Saved entries:
########
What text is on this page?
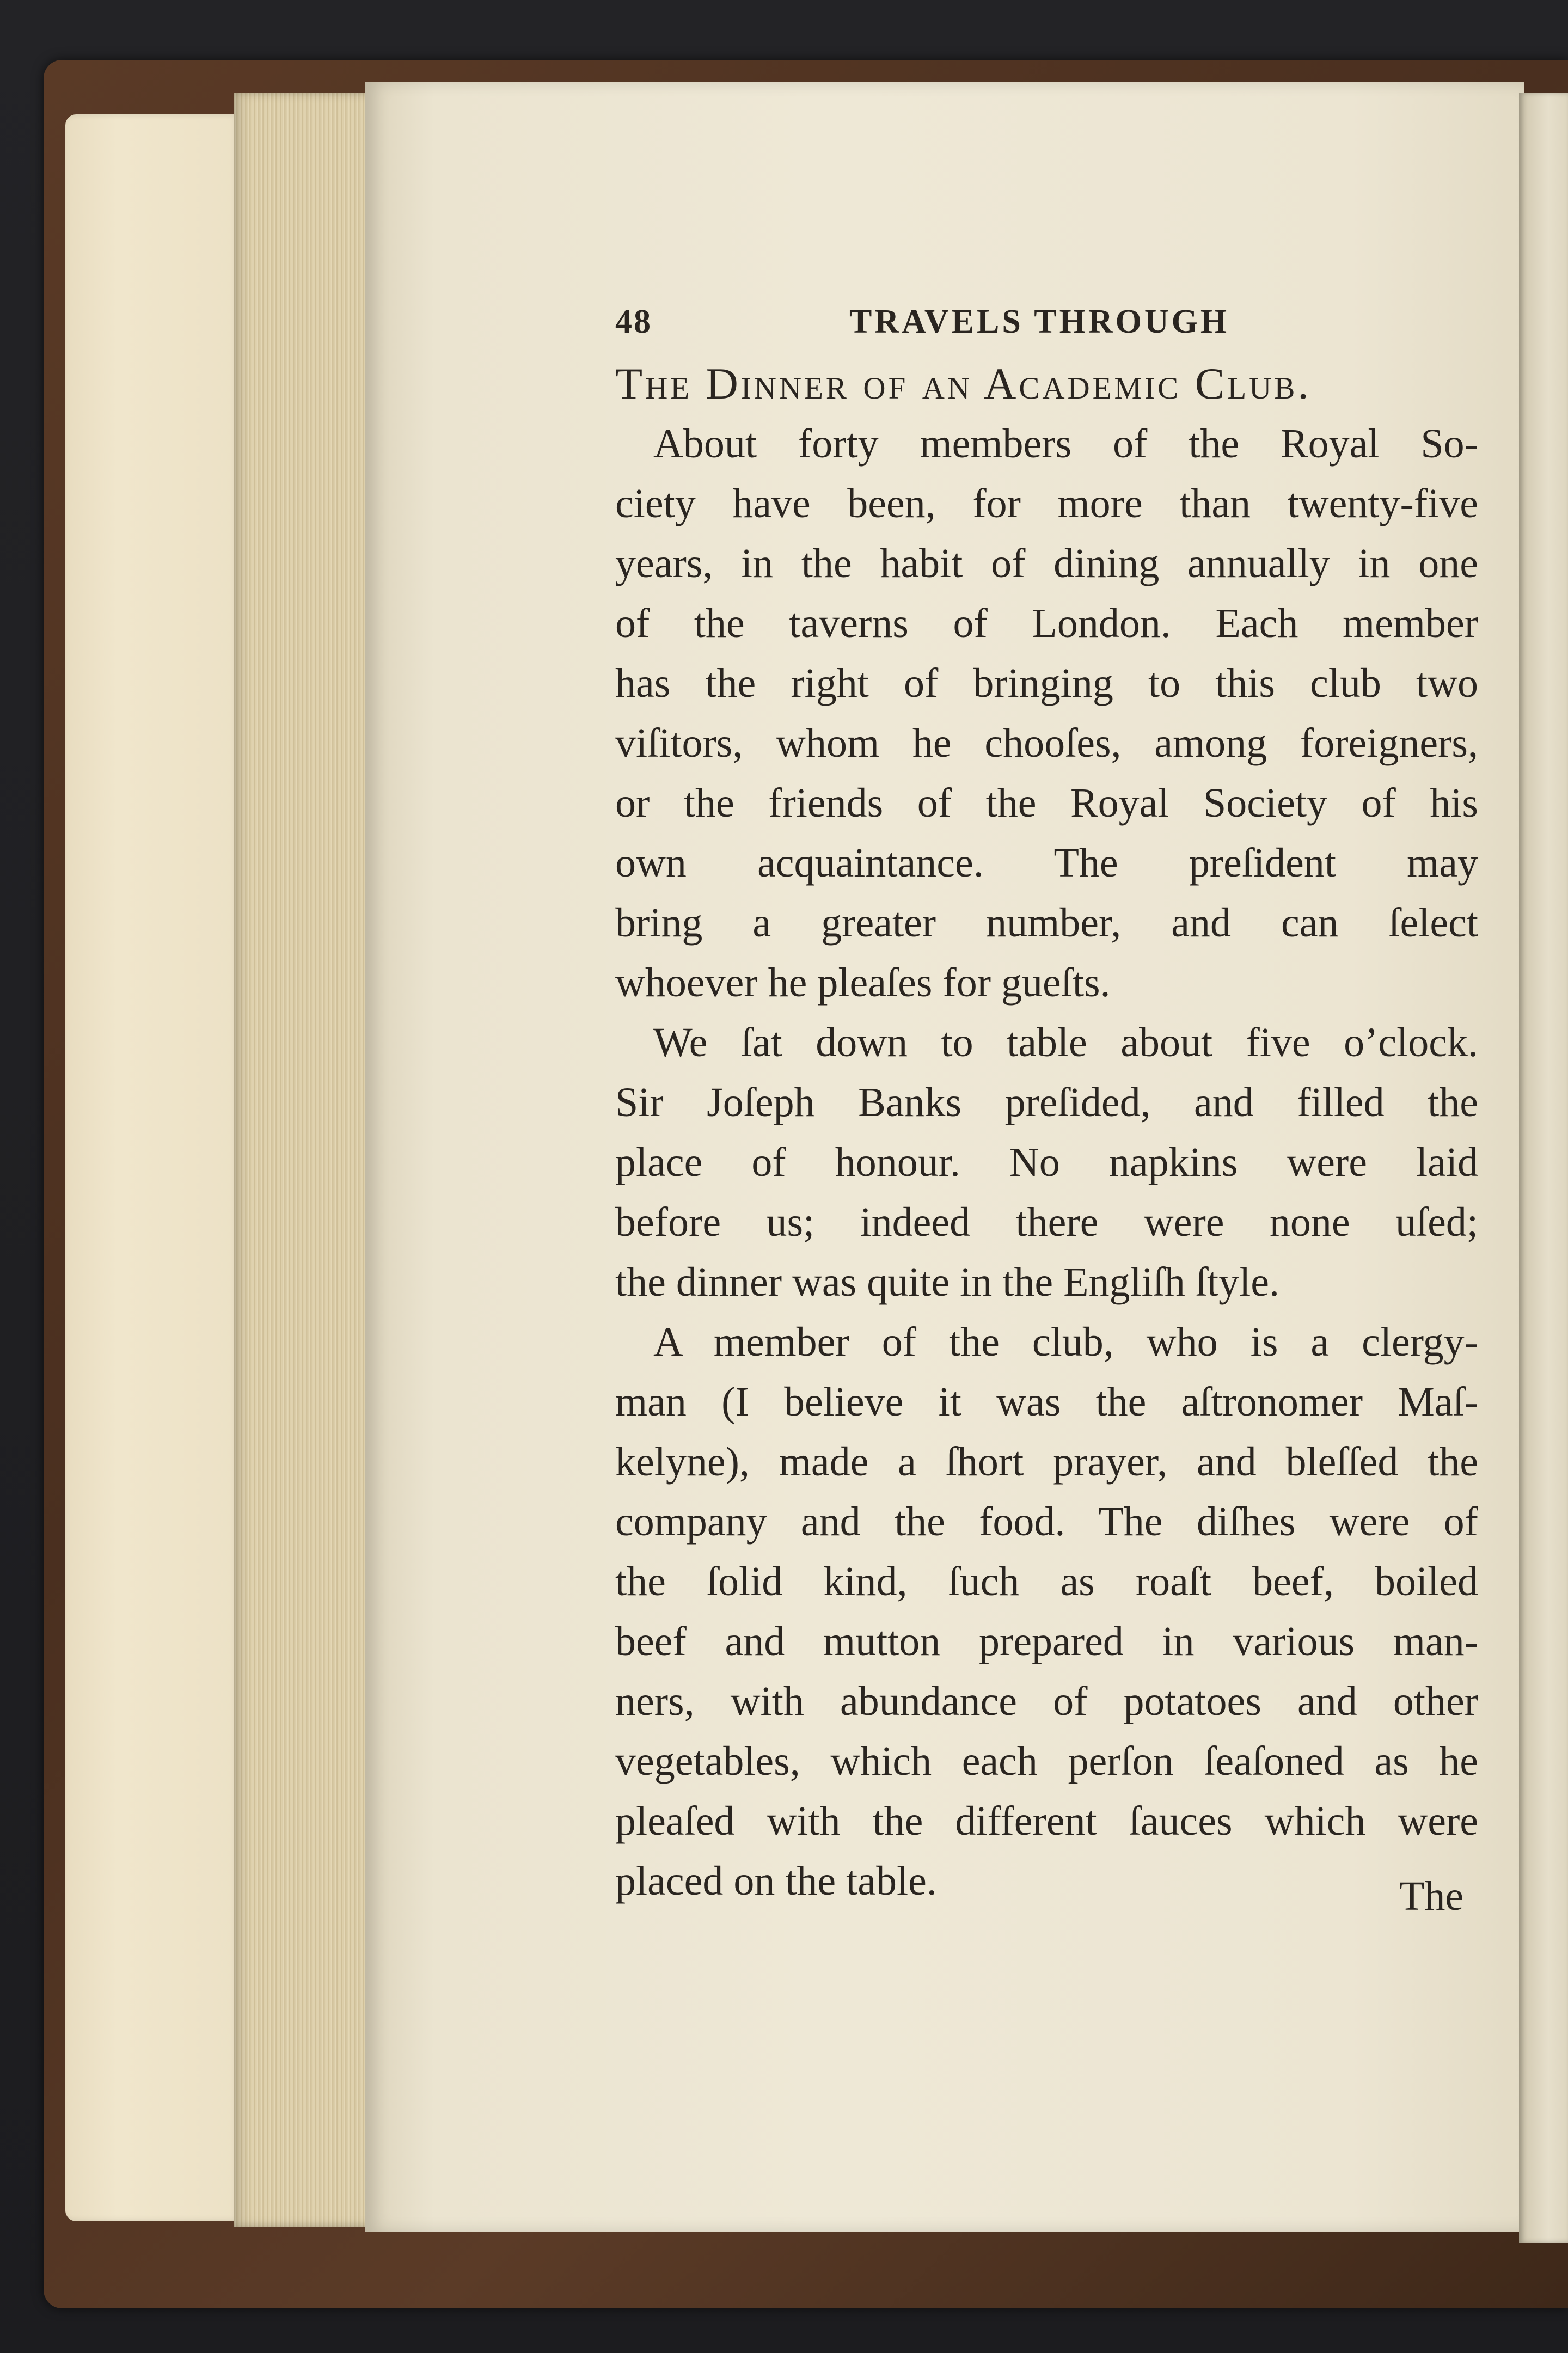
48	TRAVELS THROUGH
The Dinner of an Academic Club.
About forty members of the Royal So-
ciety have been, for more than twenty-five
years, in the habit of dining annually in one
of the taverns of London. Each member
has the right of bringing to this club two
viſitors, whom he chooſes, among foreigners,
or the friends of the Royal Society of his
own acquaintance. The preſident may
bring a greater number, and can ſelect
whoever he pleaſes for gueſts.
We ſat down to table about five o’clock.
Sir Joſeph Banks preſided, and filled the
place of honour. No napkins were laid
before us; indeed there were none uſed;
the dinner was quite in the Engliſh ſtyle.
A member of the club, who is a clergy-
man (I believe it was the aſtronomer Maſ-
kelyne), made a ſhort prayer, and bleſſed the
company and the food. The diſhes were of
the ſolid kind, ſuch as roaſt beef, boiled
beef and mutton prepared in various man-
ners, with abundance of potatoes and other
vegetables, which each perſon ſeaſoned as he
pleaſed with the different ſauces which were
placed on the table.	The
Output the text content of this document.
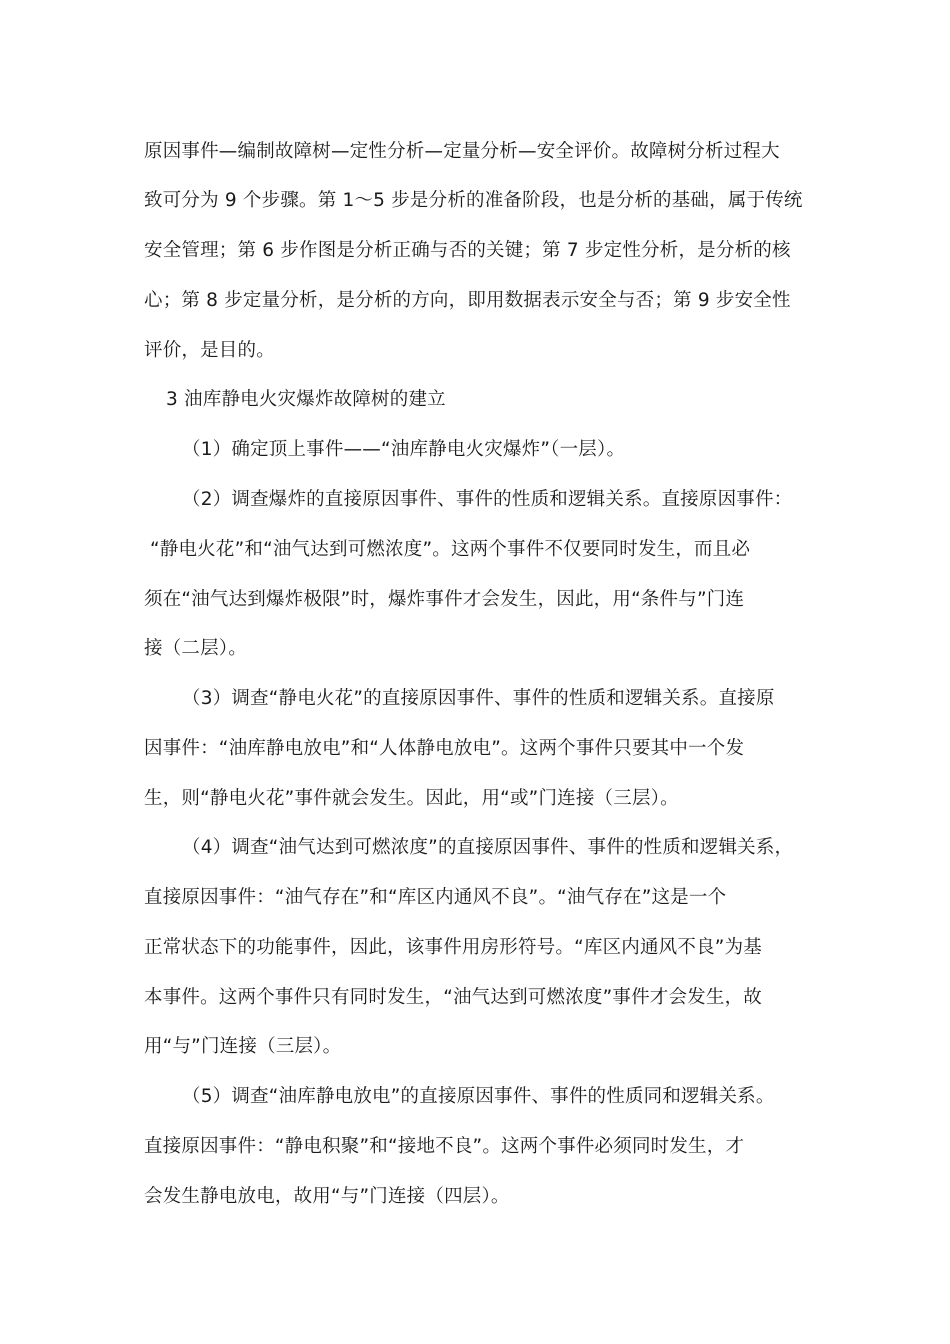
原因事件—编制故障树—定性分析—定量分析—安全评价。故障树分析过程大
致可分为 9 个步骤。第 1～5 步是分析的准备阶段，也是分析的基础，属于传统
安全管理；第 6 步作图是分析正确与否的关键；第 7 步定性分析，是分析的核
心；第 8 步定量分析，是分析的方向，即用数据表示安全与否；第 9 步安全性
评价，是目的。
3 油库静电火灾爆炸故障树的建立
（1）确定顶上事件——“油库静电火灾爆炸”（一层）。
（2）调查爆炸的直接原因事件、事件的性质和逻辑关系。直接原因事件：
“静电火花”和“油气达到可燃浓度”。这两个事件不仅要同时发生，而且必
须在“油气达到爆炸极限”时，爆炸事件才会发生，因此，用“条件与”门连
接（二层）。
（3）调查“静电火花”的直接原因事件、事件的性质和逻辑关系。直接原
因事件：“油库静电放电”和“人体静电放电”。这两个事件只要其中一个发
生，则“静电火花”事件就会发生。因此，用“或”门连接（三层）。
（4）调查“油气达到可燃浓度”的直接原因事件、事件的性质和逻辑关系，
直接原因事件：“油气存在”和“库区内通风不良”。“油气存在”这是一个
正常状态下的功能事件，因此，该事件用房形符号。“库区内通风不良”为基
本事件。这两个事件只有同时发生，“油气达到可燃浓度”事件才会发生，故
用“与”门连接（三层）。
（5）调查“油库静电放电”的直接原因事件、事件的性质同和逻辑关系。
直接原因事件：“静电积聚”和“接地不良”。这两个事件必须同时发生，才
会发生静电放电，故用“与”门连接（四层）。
########
* **EXERCISE OBJECTIVE**: Set down the material above as is, without any pictures.

* **RESPONSE**:
What text is on this page?
48	TRAVELS THROUGH
The Dinner of an Academic Club.
About forty members of the Royal So-
ciety have been, for more than twenty-five
years, in the habit of dining annually in one
of the taverns of London. Each member
has the right of bringing to this club two
viſitors, whom he chooſes, among foreigners,
or the friends of the Royal Society of his
own acquaintance. The preſident may
bring a greater number, and can ſelect
whoever he pleaſes for gueſts.
We ſat down to table about five o’clock.
Sir Joſeph Banks preſided, and filled the
place of honour. No napkins were laid
before us; indeed there were none uſed;
the dinner was quite in the Engliſh ſtyle.
A member of the club, who is a clergy-
man (I believe it was the aſtronomer Maſ-
kelyne), made a ſhort prayer, and bleſſed the
company and the food. The diſhes were of
the ſolid kind, ſuch as roaſt beef, boiled
beef and mutton prepared in various man-
ners, with abundance of potatoes and other
vegetables, which each perſon ſeaſoned as he
pleaſed with the different ſauces which were
placed on the table.	The
Output the text content of this document.
原因事件—编制故障树—定性分析—定量分析—安全评价。故障树分析过程大
致可分为 9 个步骤。第 1～5 步是分析的准备阶段，也是分析的基础，属于传统
安全管理；第 6 步作图是分析正确与否的关键；第 7 步定性分析，是分析的核
心；第 8 步定量分析，是分析的方向，即用数据表示安全与否；第 9 步安全性
评价，是目的。
3 油库静电火灾爆炸故障树的建立
（1）确定顶上事件——“油库静电火灾爆炸”（一层）。
（2）调查爆炸的直接原因事件、事件的性质和逻辑关系。直接原因事件：
“静电火花”和“油气达到可燃浓度”。这两个事件不仅要同时发生，而且必
须在“油气达到爆炸极限”时，爆炸事件才会发生，因此，用“条件与”门连
接（二层）。
（3）调查“静电火花”的直接原因事件、事件的性质和逻辑关系。直接原
因事件：“油库静电放电”和“人体静电放电”。这两个事件只要其中一个发
生，则“静电火花”事件就会发生。因此，用“或”门连接（三层）。
（4）调查“油气达到可燃浓度”的直接原因事件、事件的性质和逻辑关系，
直接原因事件：“油气存在”和“库区内通风不良”。“油气存在”这是一个
正常状态下的功能事件，因此，该事件用房形符号。“库区内通风不良”为基
本事件。这两个事件只有同时发生，“油气达到可燃浓度”事件才会发生，故
用“与”门连接（三层）。
（5）调查“油库静电放电”的直接原因事件、事件的性质同和逻辑关系。
直接原因事件：“静电积聚”和“接地不良”。这两个事件必须同时发生，才
会发生静电放电，故用“与”门连接（四层）。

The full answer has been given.